------ LISTED ENTRIES

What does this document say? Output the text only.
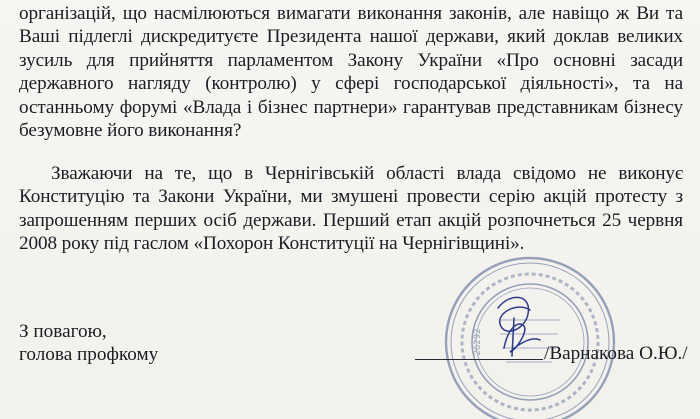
організацій, що насмілюються вимагати виконання законів, але навіщо ж Ви та Ваші підлеглі дискредитуєте Президента нашої держави, який доклав великих зусиль для прийняття парламентом Закону України «Про основні засади державного нагляду (контролю) у сфері господарської діяльності», та на останньому форумі «Влада і бізнес партнери» гарантував представникам бізнесу безумовне його виконання?

Зважаючи на те, що в Чернігівській області влада свідомо не виконує Конституцію та Закони України, ми змушені провести серію акцій протесту з запрошенням перших осіб держави. Перший етап акцій розпочнеться 25 червня 2008 року під гаслом «Похорон Конституції на Чернігівщині».

З повагою,
голова профкому	26292	/Варнакова О.Ю./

------------

WHAT THE EXERCISE ASKS: Locate all lines that include the word "України" and copy them out.

RESPONSE FOR THIS EXERCISE:
організацій, що насмілюються вимагати виконання законів, але навіщо ж Ви та Ваші підлеглі дискредитуєте Президента нашої держави, який доклав великих зусиль для прийняття парламентом Закону України «Про основні засади державного нагляду (контролю) у сфері господарської діяльності», та на останньому форумі «Влада і бізнес партнери» гарантував представникам бізнесу безумовне його виконання?
Зважаючи на те, що в Чернігівській області влада свідомо не виконує Конституцію та Закони України, ми змушені провести серію акцій протесту з запрошенням перших осіб держави. Перший етап акцій розпочнеться 25 червня 2008 року під гаслом «Похорон Конституції на Чернігівщині».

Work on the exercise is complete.